⟨
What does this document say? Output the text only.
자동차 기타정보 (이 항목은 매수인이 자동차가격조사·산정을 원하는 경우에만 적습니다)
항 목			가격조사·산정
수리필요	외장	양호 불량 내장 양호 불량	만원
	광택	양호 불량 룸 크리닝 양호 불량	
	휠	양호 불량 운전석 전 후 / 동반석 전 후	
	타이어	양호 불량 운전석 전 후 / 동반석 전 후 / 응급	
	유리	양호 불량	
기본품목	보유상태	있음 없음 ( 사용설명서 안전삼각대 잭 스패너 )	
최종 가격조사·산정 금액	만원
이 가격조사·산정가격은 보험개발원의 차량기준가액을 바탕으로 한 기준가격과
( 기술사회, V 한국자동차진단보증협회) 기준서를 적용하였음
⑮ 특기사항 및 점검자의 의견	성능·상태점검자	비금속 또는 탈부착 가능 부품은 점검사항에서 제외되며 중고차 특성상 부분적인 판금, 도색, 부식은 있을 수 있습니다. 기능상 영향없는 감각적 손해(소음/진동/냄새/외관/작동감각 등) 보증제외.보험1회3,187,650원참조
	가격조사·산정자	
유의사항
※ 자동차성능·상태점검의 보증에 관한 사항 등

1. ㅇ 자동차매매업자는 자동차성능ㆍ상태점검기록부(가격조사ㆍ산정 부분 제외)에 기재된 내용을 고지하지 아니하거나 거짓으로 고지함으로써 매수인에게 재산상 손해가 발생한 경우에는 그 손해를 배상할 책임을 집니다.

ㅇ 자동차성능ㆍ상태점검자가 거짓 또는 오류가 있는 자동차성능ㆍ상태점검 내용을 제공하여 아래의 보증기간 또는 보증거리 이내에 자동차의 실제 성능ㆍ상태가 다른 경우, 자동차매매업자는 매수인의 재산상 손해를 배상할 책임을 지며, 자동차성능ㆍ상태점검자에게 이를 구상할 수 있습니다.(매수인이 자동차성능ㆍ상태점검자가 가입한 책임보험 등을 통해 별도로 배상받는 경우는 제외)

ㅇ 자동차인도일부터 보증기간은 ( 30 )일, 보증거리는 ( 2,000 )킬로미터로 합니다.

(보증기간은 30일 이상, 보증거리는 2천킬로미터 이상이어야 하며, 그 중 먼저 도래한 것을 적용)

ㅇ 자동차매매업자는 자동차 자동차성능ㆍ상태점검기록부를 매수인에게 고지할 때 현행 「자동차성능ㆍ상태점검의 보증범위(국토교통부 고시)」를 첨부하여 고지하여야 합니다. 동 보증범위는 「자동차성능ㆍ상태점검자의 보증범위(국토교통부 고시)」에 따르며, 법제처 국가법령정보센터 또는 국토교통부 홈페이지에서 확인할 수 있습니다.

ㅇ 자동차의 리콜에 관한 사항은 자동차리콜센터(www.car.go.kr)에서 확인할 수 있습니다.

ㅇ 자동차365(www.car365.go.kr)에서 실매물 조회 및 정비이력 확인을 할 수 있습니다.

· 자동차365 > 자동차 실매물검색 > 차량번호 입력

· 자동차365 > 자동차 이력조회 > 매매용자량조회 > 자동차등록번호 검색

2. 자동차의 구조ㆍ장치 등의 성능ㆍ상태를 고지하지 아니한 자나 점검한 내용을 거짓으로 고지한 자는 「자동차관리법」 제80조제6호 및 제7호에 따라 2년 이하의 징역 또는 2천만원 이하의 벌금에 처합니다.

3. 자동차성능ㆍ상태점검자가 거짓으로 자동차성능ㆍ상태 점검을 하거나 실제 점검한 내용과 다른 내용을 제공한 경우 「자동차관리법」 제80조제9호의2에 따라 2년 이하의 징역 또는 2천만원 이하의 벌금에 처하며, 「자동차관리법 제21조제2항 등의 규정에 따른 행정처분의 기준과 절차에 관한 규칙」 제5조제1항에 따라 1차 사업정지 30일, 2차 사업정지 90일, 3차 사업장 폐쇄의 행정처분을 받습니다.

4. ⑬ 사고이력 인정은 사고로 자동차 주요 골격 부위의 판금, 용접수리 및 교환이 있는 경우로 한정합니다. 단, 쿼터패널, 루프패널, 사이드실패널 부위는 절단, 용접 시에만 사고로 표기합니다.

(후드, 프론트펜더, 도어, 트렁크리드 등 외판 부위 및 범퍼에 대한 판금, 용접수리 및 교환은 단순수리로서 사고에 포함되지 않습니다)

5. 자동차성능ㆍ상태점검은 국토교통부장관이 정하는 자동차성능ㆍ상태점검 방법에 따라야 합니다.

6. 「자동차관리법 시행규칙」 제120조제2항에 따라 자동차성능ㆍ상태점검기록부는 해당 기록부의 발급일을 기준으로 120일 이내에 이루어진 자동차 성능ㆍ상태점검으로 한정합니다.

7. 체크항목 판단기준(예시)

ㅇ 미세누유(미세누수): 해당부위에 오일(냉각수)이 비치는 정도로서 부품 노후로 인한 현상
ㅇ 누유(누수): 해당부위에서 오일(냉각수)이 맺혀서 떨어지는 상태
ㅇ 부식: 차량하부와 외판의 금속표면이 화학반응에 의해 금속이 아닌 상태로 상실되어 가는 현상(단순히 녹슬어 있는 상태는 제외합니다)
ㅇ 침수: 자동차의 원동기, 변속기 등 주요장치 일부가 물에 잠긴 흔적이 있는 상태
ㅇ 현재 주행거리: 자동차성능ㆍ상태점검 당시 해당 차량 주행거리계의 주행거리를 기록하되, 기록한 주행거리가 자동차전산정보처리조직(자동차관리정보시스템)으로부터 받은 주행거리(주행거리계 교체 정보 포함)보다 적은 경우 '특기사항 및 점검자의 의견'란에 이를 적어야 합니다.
⟩
SHORT TASK -
Repeat the data above exactly.

COMPLETE OUTPUT -
What does this document say? Output the text only.
자동차 기타정보 (이 항목은 매수인이 자동차가격조사·산정을 원하는 경우에만 적습니다)
항 목			가격조사·산정
수리필요	외장	양호 불량 내장 양호 불량	만원
	광택	양호 불량 룸 크리닝 양호 불량	
	휠	양호 불량 운전석 전 후 / 동반석 전 후	
	타이어	양호 불량 운전석 전 후 / 동반석 전 후 / 응급	
	유리	양호 불량	
기본품목	보유상태	있음 없음 ( 사용설명서 안전삼각대 잭 스패너 )	
최종 가격조사·산정 금액	만원
이 가격조사·산정가격은 보험개발원의 차량기준가액을 바탕으로 한 기준가격과
( 기술사회, V 한국자동차진단보증협회) 기준서를 적용하였음
⑮ 특기사항 및 점검자의 의견	성능·상태점검자	비금속 또는 탈부착 가능 부품은 점검사항에서 제외되며 중고차 특성상 부분적인 판금, 도색, 부식은 있을 수 있습니다. 기능상 영향없는 감각적 손해(소음/진동/냄새/외관/작동감각 등) 보증제외.보험1회3,187,650원참조
	가격조사·산정자	
유의사항
※ 자동차성능·상태점검의 보증에 관한 사항 등

1. ㅇ 자동차매매업자는 자동차성능ㆍ상태점검기록부(가격조사ㆍ산정 부분 제외)에 기재된 내용을 고지하지 아니하거나 거짓으로 고지함으로써 매수인에게 재산상 손해가 발생한 경우에는 그 손해를 배상할 책임을 집니다.

ㅇ 자동차성능ㆍ상태점검자가 거짓 또는 오류가 있는 자동차성능ㆍ상태점검 내용을 제공하여 아래의 보증기간 또는 보증거리 이내에 자동차의 실제 성능ㆍ상태가 다른 경우, 자동차매매업자는 매수인의 재산상 손해를 배상할 책임을 지며, 자동차성능ㆍ상태점검자에게 이를 구상할 수 있습니다.(매수인이 자동차성능ㆍ상태점검자가 가입한 책임보험 등을 통해 별도로 배상받는 경우는 제외)

ㅇ 자동차인도일부터 보증기간은 ( 30 )일, 보증거리는 ( 2,000 )킬로미터로 합니다.

(보증기간은 30일 이상, 보증거리는 2천킬로미터 이상이어야 하며, 그 중 먼저 도래한 것을 적용)

ㅇ 자동차매매업자는 자동차 자동차성능ㆍ상태점검기록부를 매수인에게 고지할 때 현행 「자동차성능ㆍ상태점검의 보증범위(국토교통부 고시)」를 첨부하여 고지하여야 합니다. 동 보증범위는 「자동차성능ㆍ상태점검자의 보증범위(국토교통부 고시)」에 따르며, 법제처 국가법령정보센터 또는 국토교통부 홈페이지에서 확인할 수 있습니다.

ㅇ 자동차의 리콜에 관한 사항은 자동차리콜센터(www.car.go.kr)에서 확인할 수 있습니다.

ㅇ 자동차365(www.car365.go.kr)에서 실매물 조회 및 정비이력 확인을 할 수 있습니다.

· 자동차365 > 자동차 실매물검색 > 차량번호 입력

· 자동차365 > 자동차 이력조회 > 매매용자량조회 > 자동차등록번호 검색

2. 자동차의 구조ㆍ장치 등의 성능ㆍ상태를 고지하지 아니한 자나 점검한 내용을 거짓으로 고지한 자는 「자동차관리법」 제80조제6호 및 제7호에 따라 2년 이하의 징역 또는 2천만원 이하의 벌금에 처합니다.

3. 자동차성능ㆍ상태점검자가 거짓으로 자동차성능ㆍ상태 점검을 하거나 실제 점검한 내용과 다른 내용을 제공한 경우 「자동차관리법」 제80조제9호의2에 따라 2년 이하의 징역 또는 2천만원 이하의 벌금에 처하며, 「자동차관리법 제21조제2항 등의 규정에 따른 행정처분의 기준과 절차에 관한 규칙」 제5조제1항에 따라 1차 사업정지 30일, 2차 사업정지 90일, 3차 사업장 폐쇄의 행정처분을 받습니다.

4. ⑬ 사고이력 인정은 사고로 자동차 주요 골격 부위의 판금, 용접수리 및 교환이 있는 경우로 한정합니다. 단, 쿼터패널, 루프패널, 사이드실패널 부위는 절단, 용접 시에만 사고로 표기합니다.

(후드, 프론트펜더, 도어, 트렁크리드 등 외판 부위 및 범퍼에 대한 판금, 용접수리 및 교환은 단순수리로서 사고에 포함되지 않습니다)

5. 자동차성능ㆍ상태점검은 국토교통부장관이 정하는 자동차성능ㆍ상태점검 방법에 따라야 합니다.

6. 「자동차관리법 시행규칙」 제120조제2항에 따라 자동차성능ㆍ상태점검기록부는 해당 기록부의 발급일을 기준으로 120일 이내에 이루어진 자동차 성능ㆍ상태점검으로 한정합니다.

7. 체크항목 판단기준(예시)

ㅇ 미세누유(미세누수): 해당부위에 오일(냉각수)이 비치는 정도로서 부품 노후로 인한 현상
ㅇ 누유(누수): 해당부위에서 오일(냉각수)이 맺혀서 떨어지는 상태
ㅇ 부식: 차량하부와 외판의 금속표면이 화학반응에 의해 금속이 아닌 상태로 상실되어 가는 현상(단순히 녹슬어 있는 상태는 제외합니다)
ㅇ 침수: 자동차의 원동기, 변속기 등 주요장치 일부가 물에 잠긴 흔적이 있는 상태
ㅇ 현재 주행거리: 자동차성능ㆍ상태점검 당시 해당 차량 주행거리계의 주행거리를 기록하되, 기록한 주행거리가 자동차전산정보처리조직(자동차관리정보시스템)으로부터 받은 주행거리(주행거리계 교체 정보 포함)보다 적은 경우 '특기사항 및 점검자의 의견'란에 이를 적어야 합니다.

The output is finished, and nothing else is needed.